** INPUT **
§ §

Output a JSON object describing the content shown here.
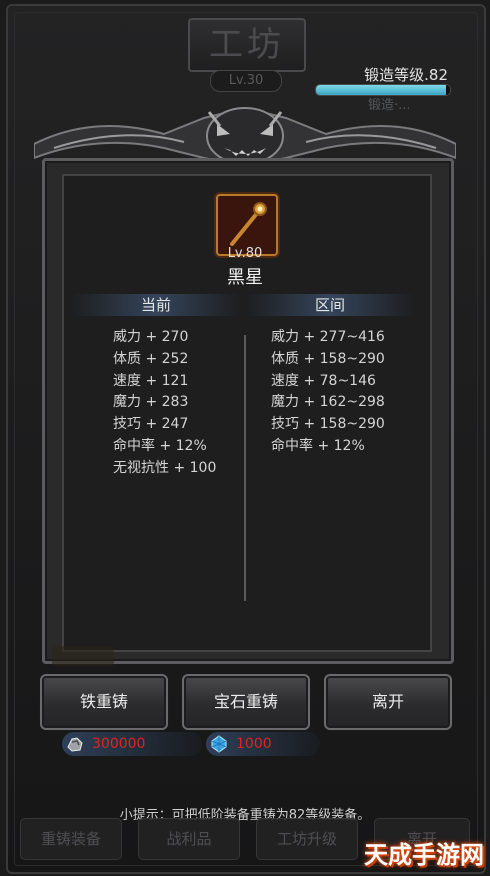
{
  "header": {
    "title": "工坊",
    "level": "Lv.30",
    "forge_label": "锻造等级.82",
    "forge_progress": 0.97,
    "forge_sub": "锻造·..."
  },
  "item": {
    "level": "Lv.80",
    "name": "黑星"
  },
  "stats": {
    "current_header": "当前",
    "range_header": "区间",
    "current": [
      "威力 + 270",
      "体质 + 252",
      "速度 + 121",
      "魔力 + 283",
      "技巧 + 247",
      "命中率 + 12%",
      "无视抗性 + 100"
    ],
    "range": [
      "威力 + 277~416",
      "体质 + 158~290",
      "速度 + 78~146",
      "魔力 + 162~298",
      "技巧 + 158~290",
      "命中率 + 12%"
    ]
  },
  "buttons": {
    "iron_recast": "铁重铸",
    "gem_recast": "宝石重铸",
    "leave": "离开"
  },
  "resources": {
    "iron": "300000",
    "gem": "1000"
  },
  "tip": "小提示：可把低阶装备重铸为82等级装备。",
  "tabs": [
    "重铸装备",
    "战利品",
    "工坊升级",
    "离开"
  ],
  "watermark": "天成手游网",
  "colors": {
    "forge_bar": "#5cc3d8",
    "resource_text": "#e0241f",
    "item_frame": "#b97a2a"
  }
}
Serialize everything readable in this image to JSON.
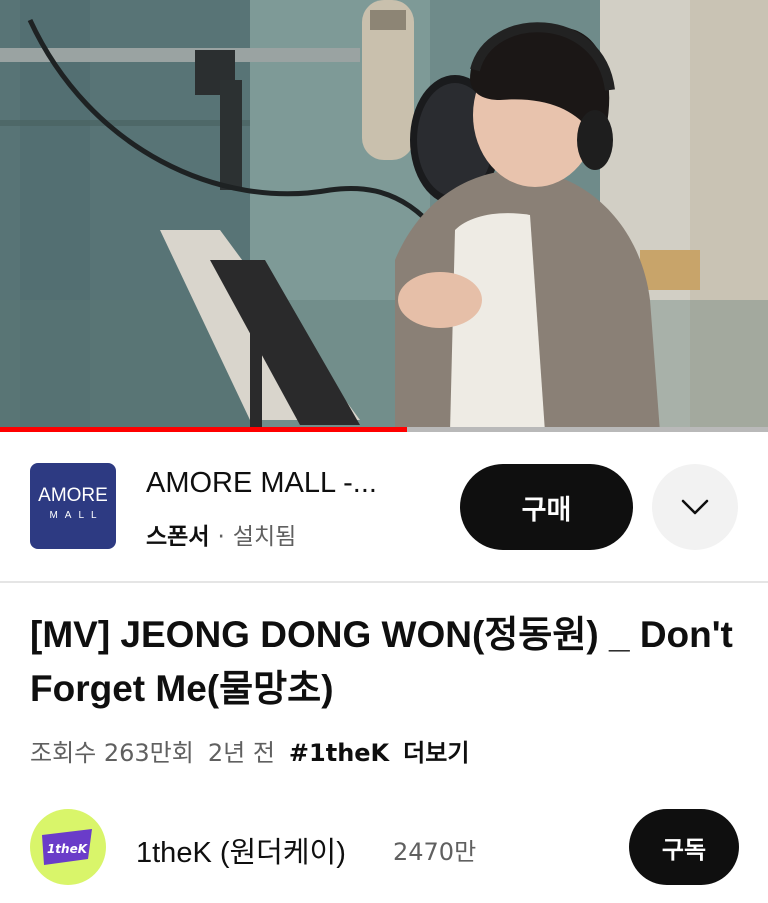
{
  "player": {
    "progress": 0.53,
    "progress_color": "#ff0000"
  },
  "ad": {
    "logo_top": "AMORE",
    "logo_bottom": "MALL",
    "logo_color": "#2d3a82",
    "title": "AMORE MALL -...",
    "sponsor_label": "스폰서",
    "separator": "·",
    "status": "설치됨",
    "buy_label": "구매",
    "expand_icon": "chevron-down-icon"
  },
  "video": {
    "title": "[MV] JEONG DONG WON(정동원) _ Don't Forget Me(물망초)",
    "views": "조회수 263만회",
    "age": "2년 전",
    "hashtag": "#1theK",
    "more": "더보기"
  },
  "channel": {
    "avatar_text": "1theK",
    "name": "1theK (원더케이)",
    "subscribers": "2470만",
    "subscribe_label": "구독"
  }
}
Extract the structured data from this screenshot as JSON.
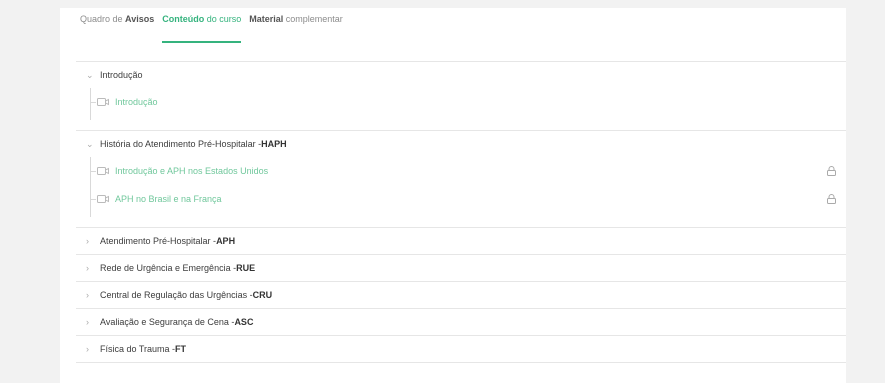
{
  "tabs": [
    {
      "prefix": "Quadro de ",
      "bold": "Avisos",
      "suffix": "",
      "active": false
    },
    {
      "prefix": "",
      "bold": "Conteúdo",
      "suffix": " do curso",
      "active": true
    },
    {
      "prefix": "",
      "bold": "Material",
      "suffix": " complementar",
      "active": false
    }
  ],
  "modules": [
    {
      "title": "Introdução",
      "title_bold": "",
      "expanded": true,
      "lessons": [
        {
          "label": "Introdução",
          "locked": false
        }
      ]
    },
    {
      "title": "História do Atendimento Pré-Hospitalar - ",
      "title_bold": "HAPH",
      "expanded": true,
      "lessons": [
        {
          "label": "Introdução e APH nos Estados Unidos",
          "locked": true
        },
        {
          "label": "APH no Brasil e na França",
          "locked": true
        }
      ]
    },
    {
      "title": "Atendimento Pré-Hospitalar - ",
      "title_bold": "APH",
      "expanded": false,
      "lessons": []
    },
    {
      "title": "Rede de Urgência e Emergência - ",
      "title_bold": "RUE",
      "expanded": false,
      "lessons": []
    },
    {
      "title": "Central de Regulação das Urgências - ",
      "title_bold": "CRU",
      "expanded": false,
      "lessons": []
    },
    {
      "title": "Avaliação e Segurança de Cena - ",
      "title_bold": "ASC",
      "expanded": false,
      "lessons": []
    },
    {
      "title": "Física do Trauma - ",
      "title_bold": "FT",
      "expanded": false,
      "lessons": []
    }
  ],
  "icons": {
    "expanded": "chevron-down-icon",
    "collapsed": "chevron-right-icon",
    "lesson": "video-icon",
    "lock": "lock-icon"
  },
  "colors": {
    "accent": "#35b37e",
    "lesson_text": "#6fc79b",
    "background": "#f2f2f2"
  }
}
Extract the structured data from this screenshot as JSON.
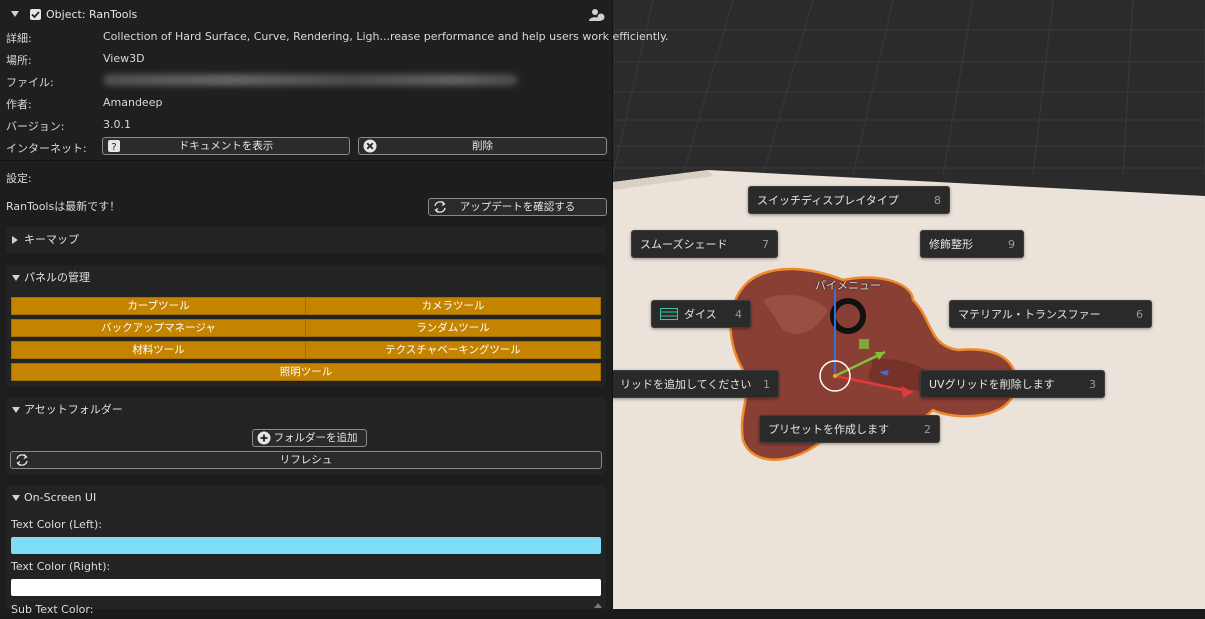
{
  "addon": {
    "title": "Object: RanTools",
    "rows": [
      {
        "label": "詳細:",
        "value": "Collection of Hard Surface, Curve, Rendering, Ligh...rease performance and help users work efficiently."
      },
      {
        "label": "場所:",
        "value": "View3D"
      },
      {
        "label": "ファイル:",
        "value": ""
      },
      {
        "label": "作者:",
        "value": "Amandeep"
      },
      {
        "label": "バージョン:",
        "value": "3.0.1"
      }
    ],
    "internet_label": "インターネット:",
    "doc_button": "ドキュメントを表示",
    "remove_button": "削除"
  },
  "settings": {
    "label": "設定:",
    "status": "RanToolsは最新です！",
    "update_button": "アップデートを確認する"
  },
  "keymap": {
    "title": "キーマップ"
  },
  "panel_mgmt": {
    "title": "パネルの管理",
    "buttons": [
      "カーブツール",
      "カメラツール",
      "バックアップマネージャ",
      "ランダムツール",
      "材料ツール",
      "テクスチャベーキングツール",
      "照明ツール"
    ]
  },
  "asset_folder": {
    "title": "アセットフォルダー",
    "add_button": "フォルダーを追加",
    "refresh_button": "リフレシュ"
  },
  "onscreen": {
    "title": "On-Screen UI",
    "left_label": "Text Color (Left):",
    "right_label": "Text Color (Right):",
    "sub_label": "Sub Text Color:",
    "left_color": "#7fdcf7",
    "right_color": "#ffffff"
  },
  "pie": {
    "title": "パイメニュー",
    "items": [
      {
        "label": "スイッチディスプレイタイプ",
        "num": "8"
      },
      {
        "label": "スムーズシェード",
        "num": "7"
      },
      {
        "label": "修飾整形",
        "num": "9"
      },
      {
        "label": "ダイス",
        "num": "4"
      },
      {
        "label": "マテリアル・トランスファー",
        "num": "6"
      },
      {
        "label": "リッドを追加してください",
        "num": "1"
      },
      {
        "label": "UVグリッドを削除します",
        "num": "3"
      },
      {
        "label": "プリセットを作成します",
        "num": "2"
      }
    ]
  },
  "colors": {
    "accent_orange": "#c58400",
    "panel_bg": "#1d1d1d",
    "viewport_floor": "#ebe3d9"
  }
}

§ §

** WRITTEN REQUEST **
Locate all lines holding the word "Hospitalar", then copy them out.

** CORRECT OUTPUT **
      "title": "História do Atendimento Pré-Hospitalar - ",
      "title": "Atendimento Pré-Hospitalar - ",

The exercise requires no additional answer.